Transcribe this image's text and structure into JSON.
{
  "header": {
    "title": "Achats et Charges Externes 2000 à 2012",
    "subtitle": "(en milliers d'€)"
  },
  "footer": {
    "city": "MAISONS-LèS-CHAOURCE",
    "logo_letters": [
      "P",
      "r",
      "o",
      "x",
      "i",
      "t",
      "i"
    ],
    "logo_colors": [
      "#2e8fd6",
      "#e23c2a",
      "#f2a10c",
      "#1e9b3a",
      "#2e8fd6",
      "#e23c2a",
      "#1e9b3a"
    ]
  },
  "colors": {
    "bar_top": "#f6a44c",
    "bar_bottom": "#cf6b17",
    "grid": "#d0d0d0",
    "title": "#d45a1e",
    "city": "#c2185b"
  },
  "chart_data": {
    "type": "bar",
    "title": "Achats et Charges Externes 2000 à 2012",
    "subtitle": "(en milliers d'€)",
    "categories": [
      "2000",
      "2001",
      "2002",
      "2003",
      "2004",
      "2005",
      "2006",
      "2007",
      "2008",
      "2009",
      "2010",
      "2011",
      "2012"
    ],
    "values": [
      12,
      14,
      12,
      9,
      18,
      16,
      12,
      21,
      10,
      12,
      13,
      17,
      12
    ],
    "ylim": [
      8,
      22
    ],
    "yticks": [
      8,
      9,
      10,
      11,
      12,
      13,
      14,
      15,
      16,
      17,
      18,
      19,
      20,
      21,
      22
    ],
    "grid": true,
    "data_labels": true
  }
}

--- EXERCISE DESCRIPTION ---
Write all of the records out again exactly.

--- COMPLETED EXERCISE ---
Transcribe this image's text and structure into JSON.
{
  "header": {
    "title": "Achats et Charges Externes 2000 à 2012",
    "subtitle": "(en milliers d'€)"
  },
  "footer": {
    "city": "MAISONS-LèS-CHAOURCE",
    "logo_letters": [
      "P",
      "r",
      "o",
      "x",
      "i",
      "t",
      "i"
    ],
    "logo_colors": [
      "#2e8fd6",
      "#e23c2a",
      "#f2a10c",
      "#1e9b3a",
      "#2e8fd6",
      "#e23c2a",
      "#1e9b3a"
    ]
  },
  "colors": {
    "bar_top": "#f6a44c",
    "bar_bottom": "#cf6b17",
    "grid": "#d0d0d0",
    "title": "#d45a1e",
    "city": "#c2185b"
  },
  "chart_data": {
    "type": "bar",
    "title": "Achats et Charges Externes 2000 à 2012",
    "subtitle": "(en milliers d'€)",
    "categories": [
      "2000",
      "2001",
      "2002",
      "2003",
      "2004",
      "2005",
      "2006",
      "2007",
      "2008",
      "2009",
      "2010",
      "2011",
      "2012"
    ],
    "values": [
      12,
      14,
      12,
      9,
      18,
      16,
      12,
      21,
      10,
      12,
      13,
      17,
      12
    ],
    "ylim": [
      8,
      22
    ],
    "yticks": [
      8,
      9,
      10,
      11,
      12,
      13,
      14,
      15,
      16,
      17,
      18,
      19,
      20,
      21,
      22
    ],
    "grid": true,
    "data_labels": true
  }
}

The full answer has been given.